## Stated exercise
Using the material below, copy every line where "color" appears.

Dataset rows:
• • • • •

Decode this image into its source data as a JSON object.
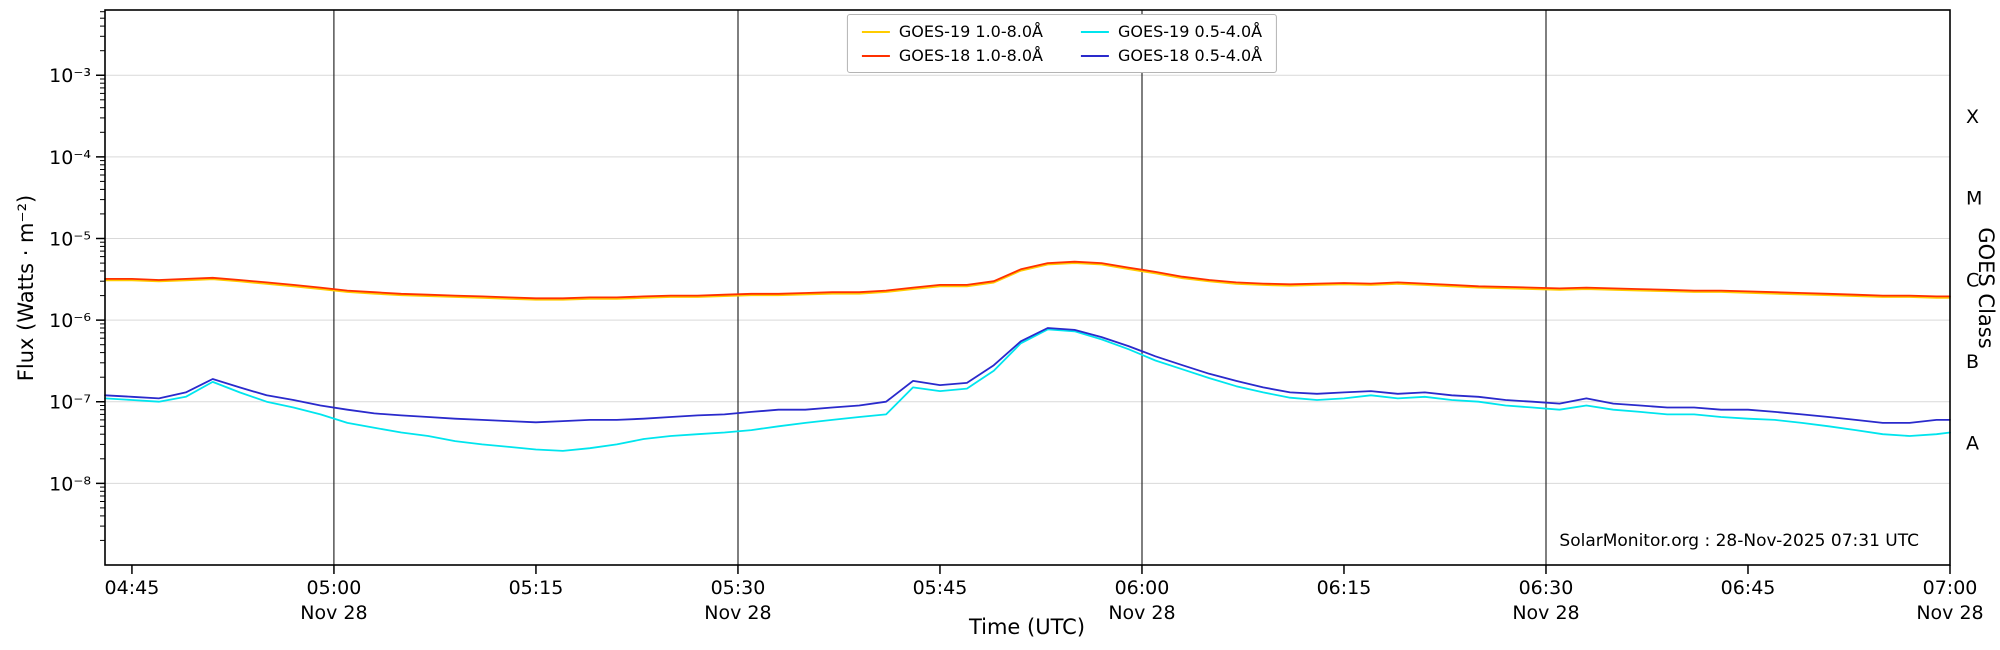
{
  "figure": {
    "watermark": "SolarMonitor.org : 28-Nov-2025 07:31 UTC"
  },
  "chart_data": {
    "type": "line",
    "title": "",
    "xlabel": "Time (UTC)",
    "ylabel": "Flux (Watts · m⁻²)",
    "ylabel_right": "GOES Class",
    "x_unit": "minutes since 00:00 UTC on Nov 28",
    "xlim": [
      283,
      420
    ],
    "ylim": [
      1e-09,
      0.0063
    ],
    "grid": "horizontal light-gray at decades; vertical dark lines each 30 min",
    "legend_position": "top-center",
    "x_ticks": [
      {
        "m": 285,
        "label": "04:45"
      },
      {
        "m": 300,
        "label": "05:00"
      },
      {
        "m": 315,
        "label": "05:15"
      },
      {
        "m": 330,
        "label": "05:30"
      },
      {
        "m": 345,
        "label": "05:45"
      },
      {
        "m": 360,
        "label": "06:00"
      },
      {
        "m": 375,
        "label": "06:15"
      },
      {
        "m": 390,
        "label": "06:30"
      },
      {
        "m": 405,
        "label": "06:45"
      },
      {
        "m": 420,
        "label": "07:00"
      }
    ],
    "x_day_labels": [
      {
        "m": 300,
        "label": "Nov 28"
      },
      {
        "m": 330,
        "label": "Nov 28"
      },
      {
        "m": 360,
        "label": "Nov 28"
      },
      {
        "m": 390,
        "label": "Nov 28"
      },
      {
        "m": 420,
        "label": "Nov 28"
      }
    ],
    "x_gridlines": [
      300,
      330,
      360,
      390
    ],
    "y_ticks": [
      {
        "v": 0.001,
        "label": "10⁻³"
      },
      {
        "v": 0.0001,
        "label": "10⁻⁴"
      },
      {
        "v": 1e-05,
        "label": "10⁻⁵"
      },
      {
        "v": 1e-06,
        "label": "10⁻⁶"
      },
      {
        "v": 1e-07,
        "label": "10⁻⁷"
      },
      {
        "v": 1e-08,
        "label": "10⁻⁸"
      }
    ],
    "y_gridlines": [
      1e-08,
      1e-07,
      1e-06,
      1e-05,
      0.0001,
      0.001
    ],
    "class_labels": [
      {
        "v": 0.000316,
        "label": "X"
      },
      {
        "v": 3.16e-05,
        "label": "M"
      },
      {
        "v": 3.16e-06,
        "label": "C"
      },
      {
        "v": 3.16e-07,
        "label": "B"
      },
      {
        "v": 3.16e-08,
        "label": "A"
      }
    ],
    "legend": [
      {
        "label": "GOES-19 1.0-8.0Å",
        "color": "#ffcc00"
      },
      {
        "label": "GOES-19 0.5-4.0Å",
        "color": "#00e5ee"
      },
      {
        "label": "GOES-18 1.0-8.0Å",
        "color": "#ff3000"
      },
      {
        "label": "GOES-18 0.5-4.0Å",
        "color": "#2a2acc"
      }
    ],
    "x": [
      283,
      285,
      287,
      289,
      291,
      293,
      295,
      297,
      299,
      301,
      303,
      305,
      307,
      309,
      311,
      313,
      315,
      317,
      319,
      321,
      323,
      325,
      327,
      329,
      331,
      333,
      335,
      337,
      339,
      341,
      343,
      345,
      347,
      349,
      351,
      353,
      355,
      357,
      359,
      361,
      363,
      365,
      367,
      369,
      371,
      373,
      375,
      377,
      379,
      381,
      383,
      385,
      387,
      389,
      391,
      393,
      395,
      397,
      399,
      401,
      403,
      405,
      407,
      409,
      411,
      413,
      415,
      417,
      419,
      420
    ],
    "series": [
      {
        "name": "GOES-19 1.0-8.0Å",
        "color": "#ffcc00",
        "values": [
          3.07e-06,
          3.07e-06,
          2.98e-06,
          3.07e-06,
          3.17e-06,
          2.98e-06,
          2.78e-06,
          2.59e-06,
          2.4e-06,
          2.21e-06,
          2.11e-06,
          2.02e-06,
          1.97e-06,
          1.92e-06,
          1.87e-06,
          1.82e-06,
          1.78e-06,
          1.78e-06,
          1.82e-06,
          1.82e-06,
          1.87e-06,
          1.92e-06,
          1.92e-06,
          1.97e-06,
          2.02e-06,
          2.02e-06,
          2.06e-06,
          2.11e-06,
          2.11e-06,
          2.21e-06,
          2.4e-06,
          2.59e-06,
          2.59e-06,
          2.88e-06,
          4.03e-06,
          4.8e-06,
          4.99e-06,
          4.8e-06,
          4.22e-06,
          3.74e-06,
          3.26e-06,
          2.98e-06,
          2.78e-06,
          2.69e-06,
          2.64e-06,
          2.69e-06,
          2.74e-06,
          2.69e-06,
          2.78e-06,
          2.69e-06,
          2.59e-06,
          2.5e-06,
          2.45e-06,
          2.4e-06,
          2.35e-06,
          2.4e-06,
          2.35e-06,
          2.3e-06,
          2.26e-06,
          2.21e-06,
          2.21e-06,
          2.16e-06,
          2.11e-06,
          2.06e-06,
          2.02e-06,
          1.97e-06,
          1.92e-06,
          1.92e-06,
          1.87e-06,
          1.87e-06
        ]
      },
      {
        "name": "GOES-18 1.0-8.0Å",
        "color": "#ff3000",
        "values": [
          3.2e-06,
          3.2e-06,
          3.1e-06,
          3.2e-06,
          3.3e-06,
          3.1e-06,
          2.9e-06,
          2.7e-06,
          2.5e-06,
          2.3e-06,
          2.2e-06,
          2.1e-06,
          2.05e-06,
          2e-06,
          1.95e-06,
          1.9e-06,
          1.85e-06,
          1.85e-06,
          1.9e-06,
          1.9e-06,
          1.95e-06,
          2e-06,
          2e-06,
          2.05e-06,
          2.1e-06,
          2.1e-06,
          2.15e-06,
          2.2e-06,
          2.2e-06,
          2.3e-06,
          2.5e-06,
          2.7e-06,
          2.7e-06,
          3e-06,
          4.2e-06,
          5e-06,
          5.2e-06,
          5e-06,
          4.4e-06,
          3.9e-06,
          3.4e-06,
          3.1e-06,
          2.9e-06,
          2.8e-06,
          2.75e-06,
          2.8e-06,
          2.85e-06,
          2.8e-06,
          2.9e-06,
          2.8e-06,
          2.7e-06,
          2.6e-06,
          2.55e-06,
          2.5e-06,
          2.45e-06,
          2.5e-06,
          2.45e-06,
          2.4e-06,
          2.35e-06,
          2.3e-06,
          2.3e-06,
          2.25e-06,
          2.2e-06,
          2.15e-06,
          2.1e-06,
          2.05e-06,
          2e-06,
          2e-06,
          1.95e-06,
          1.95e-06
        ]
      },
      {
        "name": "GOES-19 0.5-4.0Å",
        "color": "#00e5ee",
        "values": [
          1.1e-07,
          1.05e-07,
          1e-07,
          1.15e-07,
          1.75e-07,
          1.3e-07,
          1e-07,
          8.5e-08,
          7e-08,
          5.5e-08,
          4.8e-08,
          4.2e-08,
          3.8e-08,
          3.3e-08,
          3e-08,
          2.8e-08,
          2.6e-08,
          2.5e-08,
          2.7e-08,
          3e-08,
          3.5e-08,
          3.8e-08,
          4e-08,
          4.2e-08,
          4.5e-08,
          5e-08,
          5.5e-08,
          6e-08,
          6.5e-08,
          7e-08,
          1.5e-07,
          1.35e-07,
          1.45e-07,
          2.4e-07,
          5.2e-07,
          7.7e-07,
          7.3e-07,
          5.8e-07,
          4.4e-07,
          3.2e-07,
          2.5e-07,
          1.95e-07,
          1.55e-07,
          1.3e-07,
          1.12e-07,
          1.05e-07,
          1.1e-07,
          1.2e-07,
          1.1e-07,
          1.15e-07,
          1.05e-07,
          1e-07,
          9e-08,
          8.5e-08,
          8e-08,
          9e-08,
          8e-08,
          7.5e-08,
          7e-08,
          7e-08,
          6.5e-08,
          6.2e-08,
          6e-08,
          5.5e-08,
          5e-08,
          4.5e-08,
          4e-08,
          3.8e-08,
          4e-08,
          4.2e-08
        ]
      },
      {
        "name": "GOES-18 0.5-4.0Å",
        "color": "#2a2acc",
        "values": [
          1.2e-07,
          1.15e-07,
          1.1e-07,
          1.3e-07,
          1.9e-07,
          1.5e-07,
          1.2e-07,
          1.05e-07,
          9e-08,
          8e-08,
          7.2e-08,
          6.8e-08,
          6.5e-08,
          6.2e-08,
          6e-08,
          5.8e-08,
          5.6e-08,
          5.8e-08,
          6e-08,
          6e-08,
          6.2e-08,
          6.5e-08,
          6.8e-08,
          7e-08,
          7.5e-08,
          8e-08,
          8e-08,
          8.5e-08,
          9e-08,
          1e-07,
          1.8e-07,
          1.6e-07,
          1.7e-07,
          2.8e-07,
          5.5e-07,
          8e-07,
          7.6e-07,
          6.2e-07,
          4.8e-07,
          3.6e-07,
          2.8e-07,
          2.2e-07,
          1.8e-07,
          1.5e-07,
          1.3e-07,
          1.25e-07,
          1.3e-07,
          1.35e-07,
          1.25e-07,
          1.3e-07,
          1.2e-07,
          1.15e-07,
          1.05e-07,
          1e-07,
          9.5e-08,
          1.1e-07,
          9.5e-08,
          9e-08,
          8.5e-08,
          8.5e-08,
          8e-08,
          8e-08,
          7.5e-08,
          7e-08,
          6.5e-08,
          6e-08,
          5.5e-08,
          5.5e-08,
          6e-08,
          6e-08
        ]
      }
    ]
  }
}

• • • • •

## Complete answer
        "color": "#ffcc00"
        "color": "#00e5ee"
        "color": "#ff3000"
        "color": "#2a2acc"
        "color": "#ffcc00",
        "color": "#ff3000",
        "color": "#00e5ee",
        "color": "#2a2acc",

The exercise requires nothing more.